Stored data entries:
-- begin --

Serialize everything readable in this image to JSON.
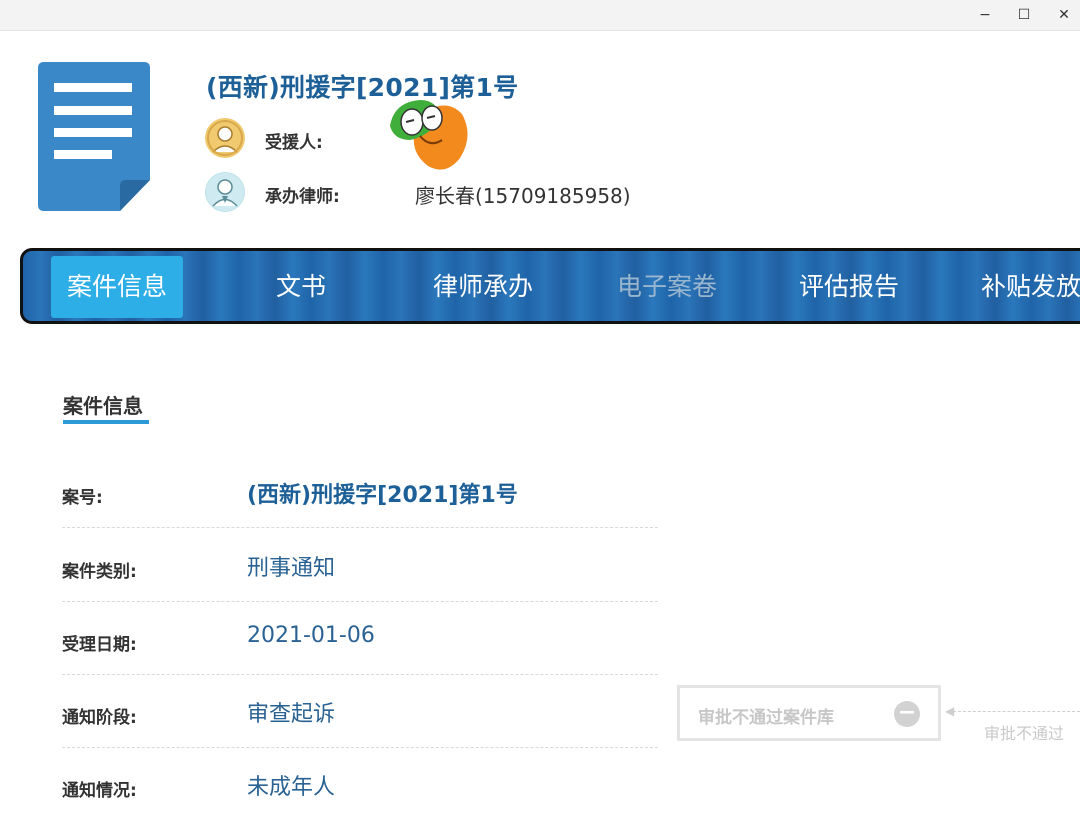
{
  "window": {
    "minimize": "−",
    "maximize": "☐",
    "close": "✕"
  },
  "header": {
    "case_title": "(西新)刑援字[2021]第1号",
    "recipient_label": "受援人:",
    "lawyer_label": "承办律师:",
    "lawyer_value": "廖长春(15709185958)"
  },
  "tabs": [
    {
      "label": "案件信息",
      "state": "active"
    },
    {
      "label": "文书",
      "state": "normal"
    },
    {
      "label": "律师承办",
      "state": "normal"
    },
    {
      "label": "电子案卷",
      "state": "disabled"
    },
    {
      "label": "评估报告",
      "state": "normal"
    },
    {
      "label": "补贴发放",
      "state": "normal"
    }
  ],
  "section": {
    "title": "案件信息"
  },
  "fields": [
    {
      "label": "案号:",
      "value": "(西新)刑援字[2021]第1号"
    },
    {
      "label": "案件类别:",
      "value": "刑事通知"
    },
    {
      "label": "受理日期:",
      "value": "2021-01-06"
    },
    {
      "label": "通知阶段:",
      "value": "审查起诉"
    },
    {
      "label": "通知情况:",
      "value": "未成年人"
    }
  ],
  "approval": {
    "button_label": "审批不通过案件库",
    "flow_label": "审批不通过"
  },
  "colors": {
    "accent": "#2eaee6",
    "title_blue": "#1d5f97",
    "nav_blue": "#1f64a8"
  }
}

-- end --

Repeat every record precisely. Any picture among them stays out of the copy.

Serialize everything readable in this image to JSON.
{
  "window": {
    "minimize": "−",
    "maximize": "☐",
    "close": "✕"
  },
  "header": {
    "case_title": "(西新)刑援字[2021]第1号",
    "recipient_label": "受援人:",
    "lawyer_label": "承办律师:",
    "lawyer_value": "廖长春(15709185958)"
  },
  "tabs": [
    {
      "label": "案件信息",
      "state": "active"
    },
    {
      "label": "文书",
      "state": "normal"
    },
    {
      "label": "律师承办",
      "state": "normal"
    },
    {
      "label": "电子案卷",
      "state": "disabled"
    },
    {
      "label": "评估报告",
      "state": "normal"
    },
    {
      "label": "补贴发放",
      "state": "normal"
    }
  ],
  "section": {
    "title": "案件信息"
  },
  "fields": [
    {
      "label": "案号:",
      "value": "(西新)刑援字[2021]第1号"
    },
    {
      "label": "案件类别:",
      "value": "刑事通知"
    },
    {
      "label": "受理日期:",
      "value": "2021-01-06"
    },
    {
      "label": "通知阶段:",
      "value": "审查起诉"
    },
    {
      "label": "通知情况:",
      "value": "未成年人"
    }
  ],
  "approval": {
    "button_label": "审批不通过案件库",
    "flow_label": "审批不通过"
  },
  "colors": {
    "accent": "#2eaee6",
    "title_blue": "#1d5f97",
    "nav_blue": "#1f64a8"
  }
}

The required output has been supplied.